## Action item
Find all the lines in the material below with the word "kappa", and copy them.
------------------------
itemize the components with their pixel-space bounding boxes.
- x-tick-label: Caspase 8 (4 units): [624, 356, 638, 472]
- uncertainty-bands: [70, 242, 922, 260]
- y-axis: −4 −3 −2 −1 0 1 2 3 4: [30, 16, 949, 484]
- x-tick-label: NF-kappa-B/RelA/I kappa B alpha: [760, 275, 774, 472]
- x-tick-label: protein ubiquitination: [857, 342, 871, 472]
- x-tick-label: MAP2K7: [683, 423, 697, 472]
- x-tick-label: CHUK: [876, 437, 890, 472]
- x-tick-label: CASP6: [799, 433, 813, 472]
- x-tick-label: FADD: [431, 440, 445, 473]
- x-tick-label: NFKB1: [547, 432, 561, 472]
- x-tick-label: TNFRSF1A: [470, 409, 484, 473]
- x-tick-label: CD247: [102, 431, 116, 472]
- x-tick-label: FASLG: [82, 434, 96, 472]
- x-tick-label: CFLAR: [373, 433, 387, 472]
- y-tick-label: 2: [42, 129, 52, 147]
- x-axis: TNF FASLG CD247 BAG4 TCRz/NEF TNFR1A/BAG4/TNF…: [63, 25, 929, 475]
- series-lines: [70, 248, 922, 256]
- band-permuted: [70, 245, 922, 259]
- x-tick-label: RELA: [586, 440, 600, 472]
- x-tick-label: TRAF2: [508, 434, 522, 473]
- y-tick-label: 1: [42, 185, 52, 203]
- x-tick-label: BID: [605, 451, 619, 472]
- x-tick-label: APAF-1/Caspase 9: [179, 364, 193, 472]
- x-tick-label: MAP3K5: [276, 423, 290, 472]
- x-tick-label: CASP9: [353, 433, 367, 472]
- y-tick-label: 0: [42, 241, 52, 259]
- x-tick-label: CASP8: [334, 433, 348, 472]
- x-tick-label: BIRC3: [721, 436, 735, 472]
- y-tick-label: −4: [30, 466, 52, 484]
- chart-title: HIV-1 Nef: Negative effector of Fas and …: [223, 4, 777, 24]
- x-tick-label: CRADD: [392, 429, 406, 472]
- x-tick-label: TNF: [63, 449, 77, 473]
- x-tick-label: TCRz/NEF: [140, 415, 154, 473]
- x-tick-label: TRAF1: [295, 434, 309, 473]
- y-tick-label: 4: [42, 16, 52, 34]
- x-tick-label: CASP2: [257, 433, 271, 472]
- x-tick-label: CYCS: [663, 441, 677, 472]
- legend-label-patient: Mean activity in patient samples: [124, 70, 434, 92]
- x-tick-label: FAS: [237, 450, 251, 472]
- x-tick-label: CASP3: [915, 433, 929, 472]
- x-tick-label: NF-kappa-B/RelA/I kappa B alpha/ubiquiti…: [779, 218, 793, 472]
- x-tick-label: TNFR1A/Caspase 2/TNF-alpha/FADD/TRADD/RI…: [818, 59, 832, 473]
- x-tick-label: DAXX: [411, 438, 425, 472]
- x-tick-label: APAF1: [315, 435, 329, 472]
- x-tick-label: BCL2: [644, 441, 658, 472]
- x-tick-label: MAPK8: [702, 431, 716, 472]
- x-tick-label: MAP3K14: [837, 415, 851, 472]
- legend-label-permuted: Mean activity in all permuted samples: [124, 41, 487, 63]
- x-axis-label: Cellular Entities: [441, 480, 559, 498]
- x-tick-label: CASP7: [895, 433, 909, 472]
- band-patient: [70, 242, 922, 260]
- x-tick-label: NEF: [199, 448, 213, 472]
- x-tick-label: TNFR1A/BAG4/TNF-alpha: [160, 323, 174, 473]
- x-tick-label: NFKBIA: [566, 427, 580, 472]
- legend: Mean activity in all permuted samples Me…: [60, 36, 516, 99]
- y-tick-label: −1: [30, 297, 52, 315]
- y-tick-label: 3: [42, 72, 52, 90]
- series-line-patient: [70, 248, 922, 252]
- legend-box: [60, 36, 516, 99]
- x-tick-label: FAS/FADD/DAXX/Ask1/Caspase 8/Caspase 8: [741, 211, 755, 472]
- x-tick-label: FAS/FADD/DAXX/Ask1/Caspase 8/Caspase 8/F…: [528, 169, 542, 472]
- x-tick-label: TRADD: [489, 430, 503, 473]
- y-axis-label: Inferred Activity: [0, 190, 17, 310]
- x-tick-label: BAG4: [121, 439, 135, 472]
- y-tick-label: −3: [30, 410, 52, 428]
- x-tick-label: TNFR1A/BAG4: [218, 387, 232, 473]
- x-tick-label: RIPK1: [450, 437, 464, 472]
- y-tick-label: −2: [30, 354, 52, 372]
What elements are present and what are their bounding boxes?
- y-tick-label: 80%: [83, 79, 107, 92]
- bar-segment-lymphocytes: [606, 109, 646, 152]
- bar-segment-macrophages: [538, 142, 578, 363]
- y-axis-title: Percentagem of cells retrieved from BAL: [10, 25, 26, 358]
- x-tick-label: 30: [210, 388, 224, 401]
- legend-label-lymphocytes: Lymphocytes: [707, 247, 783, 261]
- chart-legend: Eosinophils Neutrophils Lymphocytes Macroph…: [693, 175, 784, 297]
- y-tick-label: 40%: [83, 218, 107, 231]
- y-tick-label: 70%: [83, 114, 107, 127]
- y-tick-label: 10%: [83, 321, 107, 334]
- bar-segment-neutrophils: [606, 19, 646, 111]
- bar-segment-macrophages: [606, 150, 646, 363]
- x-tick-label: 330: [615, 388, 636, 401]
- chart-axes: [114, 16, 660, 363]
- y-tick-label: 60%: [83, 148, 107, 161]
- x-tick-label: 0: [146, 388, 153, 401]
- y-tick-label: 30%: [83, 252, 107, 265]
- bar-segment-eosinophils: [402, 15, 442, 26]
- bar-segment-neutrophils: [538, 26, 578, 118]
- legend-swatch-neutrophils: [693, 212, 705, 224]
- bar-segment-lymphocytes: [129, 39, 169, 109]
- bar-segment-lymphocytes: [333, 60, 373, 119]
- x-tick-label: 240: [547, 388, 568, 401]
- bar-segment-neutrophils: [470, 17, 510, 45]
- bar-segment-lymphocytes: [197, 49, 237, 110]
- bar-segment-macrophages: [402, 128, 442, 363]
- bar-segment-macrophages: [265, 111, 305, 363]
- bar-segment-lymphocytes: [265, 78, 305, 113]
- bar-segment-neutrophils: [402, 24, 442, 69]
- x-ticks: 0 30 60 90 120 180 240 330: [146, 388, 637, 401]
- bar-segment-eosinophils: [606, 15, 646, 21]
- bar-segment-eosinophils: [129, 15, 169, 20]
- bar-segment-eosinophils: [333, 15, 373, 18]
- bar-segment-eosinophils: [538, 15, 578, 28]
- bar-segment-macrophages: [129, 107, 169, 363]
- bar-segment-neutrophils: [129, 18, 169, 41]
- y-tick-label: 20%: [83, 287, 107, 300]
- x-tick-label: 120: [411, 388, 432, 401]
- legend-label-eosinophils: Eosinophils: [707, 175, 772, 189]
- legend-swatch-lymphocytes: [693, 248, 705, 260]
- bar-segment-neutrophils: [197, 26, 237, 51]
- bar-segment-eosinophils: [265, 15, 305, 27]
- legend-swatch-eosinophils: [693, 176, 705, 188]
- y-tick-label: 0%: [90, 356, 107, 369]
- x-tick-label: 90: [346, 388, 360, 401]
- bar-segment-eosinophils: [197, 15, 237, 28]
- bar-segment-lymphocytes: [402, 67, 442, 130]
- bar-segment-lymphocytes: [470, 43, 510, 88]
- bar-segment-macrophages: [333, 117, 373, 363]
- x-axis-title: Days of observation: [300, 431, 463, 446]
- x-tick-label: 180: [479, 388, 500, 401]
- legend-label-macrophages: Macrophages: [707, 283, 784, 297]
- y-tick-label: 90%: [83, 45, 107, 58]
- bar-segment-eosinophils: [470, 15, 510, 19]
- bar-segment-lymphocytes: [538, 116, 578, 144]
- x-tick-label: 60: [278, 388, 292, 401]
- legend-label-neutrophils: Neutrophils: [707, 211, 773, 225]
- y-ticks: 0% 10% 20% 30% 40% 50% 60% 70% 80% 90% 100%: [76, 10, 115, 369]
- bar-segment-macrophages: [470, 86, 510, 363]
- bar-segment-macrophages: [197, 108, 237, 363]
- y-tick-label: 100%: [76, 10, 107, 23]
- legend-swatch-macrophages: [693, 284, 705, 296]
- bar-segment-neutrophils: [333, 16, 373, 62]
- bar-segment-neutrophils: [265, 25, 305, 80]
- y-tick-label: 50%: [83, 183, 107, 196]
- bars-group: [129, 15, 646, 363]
------------------------
## Written reply
- x-tick-label: NF-kappa-B/RelA/I kappa B alpha: [760, 275, 774, 472]
- x-tick-label: NF-kappa-B/RelA/I kappa B alpha/ubiquiti…: [779, 218, 793, 472]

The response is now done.